* [Source data]:
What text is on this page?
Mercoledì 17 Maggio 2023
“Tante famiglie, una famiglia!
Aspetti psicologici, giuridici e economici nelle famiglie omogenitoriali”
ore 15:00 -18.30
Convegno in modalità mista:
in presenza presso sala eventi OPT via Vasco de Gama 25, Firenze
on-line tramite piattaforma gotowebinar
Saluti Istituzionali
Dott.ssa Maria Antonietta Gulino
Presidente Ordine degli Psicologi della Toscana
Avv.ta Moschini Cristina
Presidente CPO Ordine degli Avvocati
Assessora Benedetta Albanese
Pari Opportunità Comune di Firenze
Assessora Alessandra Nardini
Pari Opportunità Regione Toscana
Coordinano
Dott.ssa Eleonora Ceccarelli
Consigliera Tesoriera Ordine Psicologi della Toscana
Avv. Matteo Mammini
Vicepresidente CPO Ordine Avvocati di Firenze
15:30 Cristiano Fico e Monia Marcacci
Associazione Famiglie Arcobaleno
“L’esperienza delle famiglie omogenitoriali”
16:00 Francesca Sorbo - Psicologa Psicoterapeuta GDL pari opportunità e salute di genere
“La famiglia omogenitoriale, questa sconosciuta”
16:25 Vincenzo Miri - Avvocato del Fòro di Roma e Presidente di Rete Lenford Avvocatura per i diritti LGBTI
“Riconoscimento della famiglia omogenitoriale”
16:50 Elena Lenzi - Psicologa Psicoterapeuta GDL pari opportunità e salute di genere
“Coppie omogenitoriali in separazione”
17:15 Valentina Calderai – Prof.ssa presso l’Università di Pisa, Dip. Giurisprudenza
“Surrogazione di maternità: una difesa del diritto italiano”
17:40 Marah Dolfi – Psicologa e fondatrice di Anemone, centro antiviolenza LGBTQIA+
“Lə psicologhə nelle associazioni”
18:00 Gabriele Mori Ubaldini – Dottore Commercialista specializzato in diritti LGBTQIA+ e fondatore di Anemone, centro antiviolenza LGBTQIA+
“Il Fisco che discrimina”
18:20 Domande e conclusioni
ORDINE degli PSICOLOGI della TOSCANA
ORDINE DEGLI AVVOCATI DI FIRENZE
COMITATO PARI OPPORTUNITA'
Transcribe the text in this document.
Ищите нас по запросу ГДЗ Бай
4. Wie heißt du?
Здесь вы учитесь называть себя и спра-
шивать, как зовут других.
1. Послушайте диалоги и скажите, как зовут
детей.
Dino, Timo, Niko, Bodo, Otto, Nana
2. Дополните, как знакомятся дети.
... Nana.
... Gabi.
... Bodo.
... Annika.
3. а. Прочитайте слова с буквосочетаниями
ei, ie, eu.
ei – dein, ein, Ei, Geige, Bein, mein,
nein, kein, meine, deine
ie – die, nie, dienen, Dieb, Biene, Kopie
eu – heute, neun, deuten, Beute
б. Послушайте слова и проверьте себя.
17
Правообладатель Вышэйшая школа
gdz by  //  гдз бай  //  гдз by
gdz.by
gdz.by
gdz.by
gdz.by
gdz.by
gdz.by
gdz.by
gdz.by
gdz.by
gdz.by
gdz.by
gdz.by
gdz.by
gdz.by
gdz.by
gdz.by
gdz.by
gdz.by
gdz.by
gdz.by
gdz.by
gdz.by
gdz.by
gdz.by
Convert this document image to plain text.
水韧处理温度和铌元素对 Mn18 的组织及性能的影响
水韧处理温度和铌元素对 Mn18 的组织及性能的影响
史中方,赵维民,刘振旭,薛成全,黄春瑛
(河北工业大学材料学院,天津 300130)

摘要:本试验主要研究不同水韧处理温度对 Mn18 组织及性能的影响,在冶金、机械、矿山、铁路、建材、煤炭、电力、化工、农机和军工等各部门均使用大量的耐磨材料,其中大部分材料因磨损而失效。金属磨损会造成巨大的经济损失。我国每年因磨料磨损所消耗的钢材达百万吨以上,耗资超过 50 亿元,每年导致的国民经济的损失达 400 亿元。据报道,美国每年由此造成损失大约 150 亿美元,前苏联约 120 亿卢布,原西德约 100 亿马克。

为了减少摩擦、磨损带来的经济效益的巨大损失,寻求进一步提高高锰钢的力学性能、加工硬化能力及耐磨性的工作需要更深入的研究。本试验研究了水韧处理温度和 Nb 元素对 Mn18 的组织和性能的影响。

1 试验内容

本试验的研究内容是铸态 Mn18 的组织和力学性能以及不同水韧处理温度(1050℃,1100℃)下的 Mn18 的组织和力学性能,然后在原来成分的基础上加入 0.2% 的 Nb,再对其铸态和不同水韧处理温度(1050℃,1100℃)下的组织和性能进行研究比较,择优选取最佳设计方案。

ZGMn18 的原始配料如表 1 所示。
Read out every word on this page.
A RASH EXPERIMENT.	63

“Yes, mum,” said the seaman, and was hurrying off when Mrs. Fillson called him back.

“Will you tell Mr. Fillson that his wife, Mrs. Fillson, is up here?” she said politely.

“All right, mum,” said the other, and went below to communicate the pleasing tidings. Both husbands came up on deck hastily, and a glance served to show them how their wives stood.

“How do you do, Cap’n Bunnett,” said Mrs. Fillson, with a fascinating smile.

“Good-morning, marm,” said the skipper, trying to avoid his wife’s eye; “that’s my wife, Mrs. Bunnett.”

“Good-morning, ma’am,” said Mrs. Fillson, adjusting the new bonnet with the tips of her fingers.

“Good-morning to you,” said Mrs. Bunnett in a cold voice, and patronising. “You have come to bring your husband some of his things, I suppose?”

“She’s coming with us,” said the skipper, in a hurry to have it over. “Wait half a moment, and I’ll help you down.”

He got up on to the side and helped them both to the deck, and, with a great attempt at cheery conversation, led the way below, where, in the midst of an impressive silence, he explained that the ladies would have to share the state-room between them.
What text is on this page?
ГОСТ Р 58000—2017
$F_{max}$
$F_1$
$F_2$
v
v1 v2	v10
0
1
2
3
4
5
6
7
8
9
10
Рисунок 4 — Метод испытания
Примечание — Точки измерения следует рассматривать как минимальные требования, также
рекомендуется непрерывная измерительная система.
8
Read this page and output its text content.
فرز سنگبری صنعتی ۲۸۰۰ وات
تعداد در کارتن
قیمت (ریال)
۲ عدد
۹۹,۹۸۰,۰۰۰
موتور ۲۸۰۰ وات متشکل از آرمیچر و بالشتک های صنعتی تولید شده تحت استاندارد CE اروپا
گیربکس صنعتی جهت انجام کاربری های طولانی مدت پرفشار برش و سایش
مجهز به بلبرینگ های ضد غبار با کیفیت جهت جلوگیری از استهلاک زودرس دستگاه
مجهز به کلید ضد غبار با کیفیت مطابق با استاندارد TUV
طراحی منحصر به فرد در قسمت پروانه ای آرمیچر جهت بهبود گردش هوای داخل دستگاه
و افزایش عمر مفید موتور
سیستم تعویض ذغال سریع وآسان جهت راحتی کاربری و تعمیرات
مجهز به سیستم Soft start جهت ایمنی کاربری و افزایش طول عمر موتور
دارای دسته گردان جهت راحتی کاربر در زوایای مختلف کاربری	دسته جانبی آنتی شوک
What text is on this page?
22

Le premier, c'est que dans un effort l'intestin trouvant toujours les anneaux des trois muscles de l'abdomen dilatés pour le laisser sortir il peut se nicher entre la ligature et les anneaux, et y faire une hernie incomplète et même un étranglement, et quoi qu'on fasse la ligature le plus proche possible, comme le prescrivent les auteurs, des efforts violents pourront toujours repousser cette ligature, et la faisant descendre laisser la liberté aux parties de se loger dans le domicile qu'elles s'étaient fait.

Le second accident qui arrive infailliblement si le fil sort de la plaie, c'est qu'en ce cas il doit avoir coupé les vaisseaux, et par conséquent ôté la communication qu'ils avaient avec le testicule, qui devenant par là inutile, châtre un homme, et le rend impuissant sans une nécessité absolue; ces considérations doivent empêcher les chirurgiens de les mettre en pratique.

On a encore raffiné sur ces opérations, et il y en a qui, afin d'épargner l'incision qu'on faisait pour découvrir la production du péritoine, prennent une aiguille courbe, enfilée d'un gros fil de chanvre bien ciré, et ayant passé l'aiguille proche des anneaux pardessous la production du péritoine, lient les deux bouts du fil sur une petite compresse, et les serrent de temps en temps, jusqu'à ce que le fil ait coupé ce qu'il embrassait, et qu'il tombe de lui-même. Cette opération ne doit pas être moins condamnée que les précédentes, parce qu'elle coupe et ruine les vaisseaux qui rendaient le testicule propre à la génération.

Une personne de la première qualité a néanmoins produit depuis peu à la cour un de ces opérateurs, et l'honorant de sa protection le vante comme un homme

* [Task details]: Identify the lines of the data that contain the word "Fillson". Copy each of them.

* [Right answer]:
“Yes, mum,” said the seaman, and was hurrying off when Mrs. Fillson called him back.
“Will you tell Mr. Fillson that his wife, Mrs. Fillson, is up here?” she said politely.
“How do you do, Cap’n Bunnett,” said Mrs. Fillson, with a fascinating smile.
“Good-morning, ma’am,” said Mrs. Fillson, adjusting the new bonnet with the tips of her fingers.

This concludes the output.